### [INSTRUCTION]
Show every line below where "value" can be found.

== RECORDS SUPPLIED

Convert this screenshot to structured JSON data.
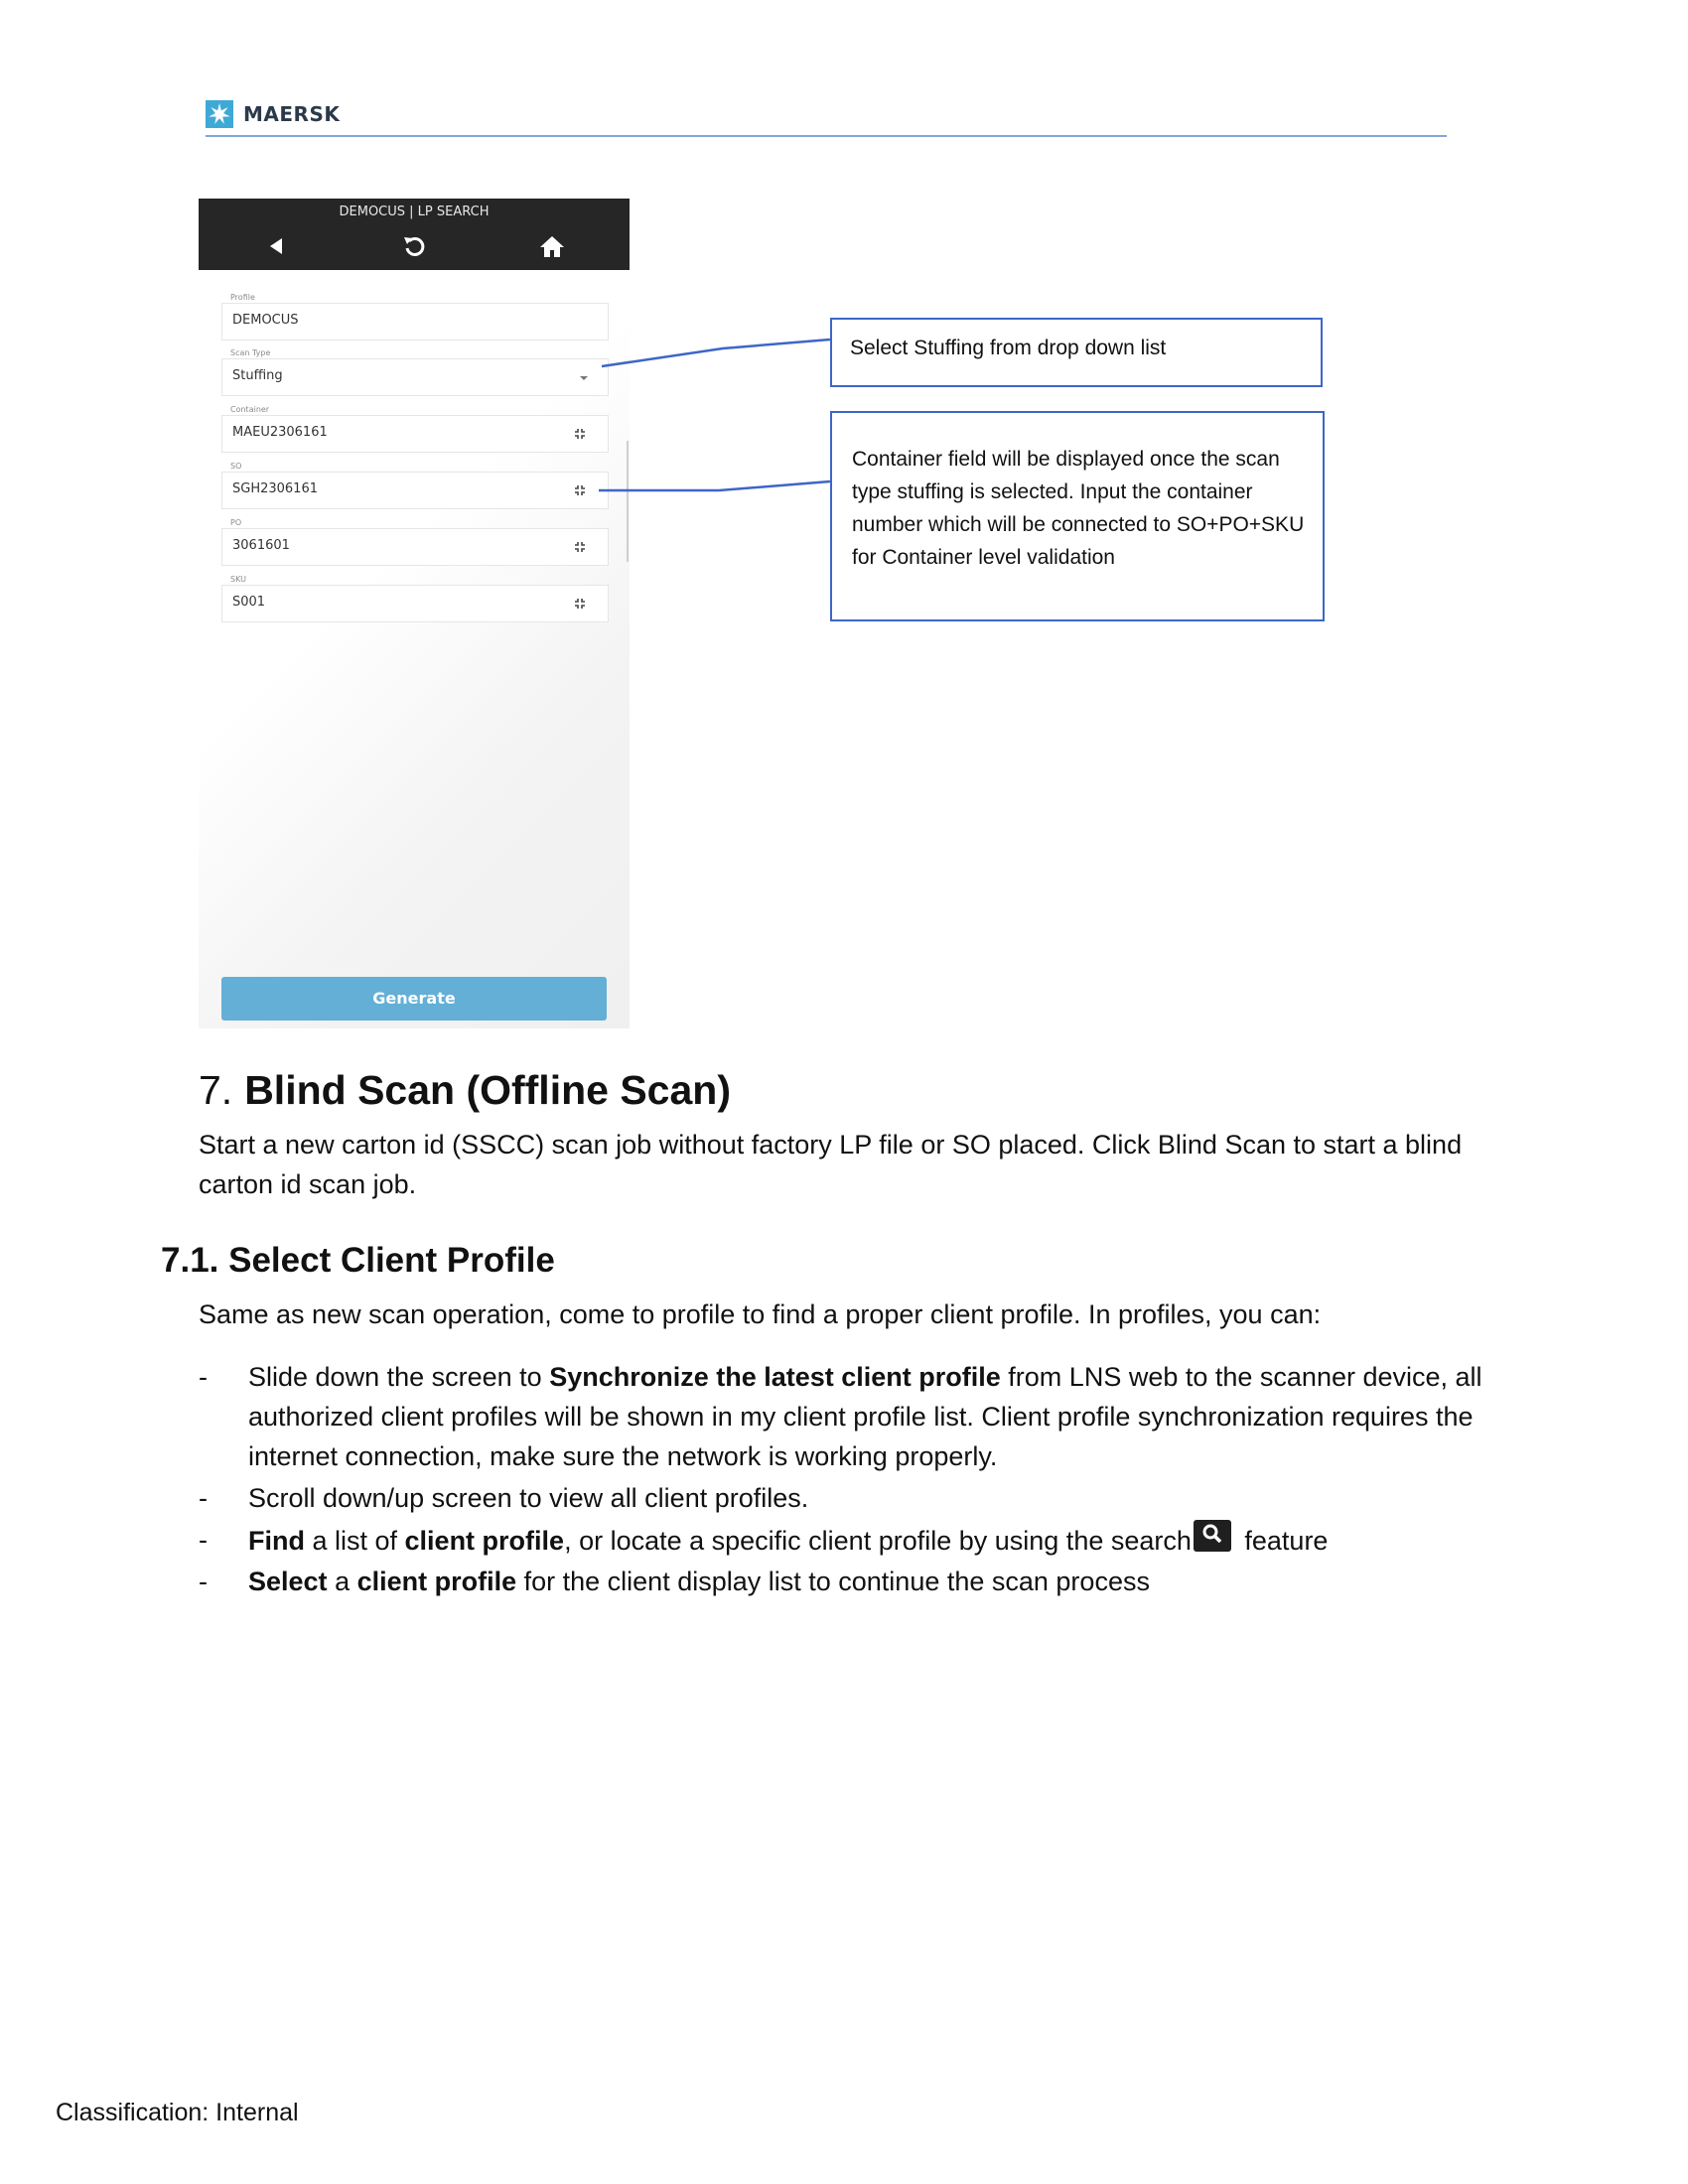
{
  "header": {
    "brand": "MAERSK",
    "accent": "#3fa9d6"
  },
  "phone": {
    "title": "DEMOCUS | LP SEARCH",
    "fields": [
      {
        "label": "Profile",
        "value": "DEMOCUS"
      },
      {
        "label": "Scan Type",
        "value": "Stuffing"
      },
      {
        "label": "Container",
        "value": "MAEU2306161"
      },
      {
        "label": "SO",
        "value": "SGH2306161"
      },
      {
        "label": "PO",
        "value": "3061601"
      },
      {
        "label": "SKU",
        "value": "S001"
      }
    ],
    "generate_label": "Generate",
    "generate_color": "#63afd6"
  },
  "callouts": {
    "stuffing": "Select Stuffing from drop down list",
    "container": "Container field will be displayed once the scan type stuffing is selected. Input the container number which will be connected to SO+PO+SKU for Container level validation",
    "border_color": "#3d66c7"
  },
  "section7": {
    "number": "7.",
    "title": "Blind Scan (Offline Scan)",
    "intro": "Start a new carton id (SSCC) scan job without factory LP file or SO placed. Click Blind Scan to start a blind carton id scan job."
  },
  "section71": {
    "title": "7.1.  Select Client Profile",
    "intro": "Same as new scan operation, come to profile to find a proper client profile. In profiles, you can:",
    "bullets": [
      {
        "before": "Slide down the screen to ",
        "bold": "Synchronize the latest client profile",
        "after": " from LNS web to the scanner device, all authorized client profiles will be shown in my client profile list. Client profile synchronization requires the internet connection, make sure the network is working properly."
      },
      {
        "text": "Scroll down/up screen to view all client profiles."
      },
      {
        "bold1": "Find",
        "mid1": " a list of ",
        "bold2": "client profile",
        "mid2": ", or locate a specific client profile by using the search",
        "after": " feature"
      },
      {
        "bold1": "Select",
        "mid1": " a ",
        "bold2": "client profile",
        "after": " for the client display list to continue the scan process"
      }
    ],
    "dash": "-"
  },
  "footer": {
    "classification": "Classification: Internal"
  }
}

====

### [RESPONSE]
        "value": "DEMOCUS"
        "value": "Stuffing"
        "value": "MAEU2306161"
        "value": "SGH2306161"
        "value": "3061601"
        "value": "S001"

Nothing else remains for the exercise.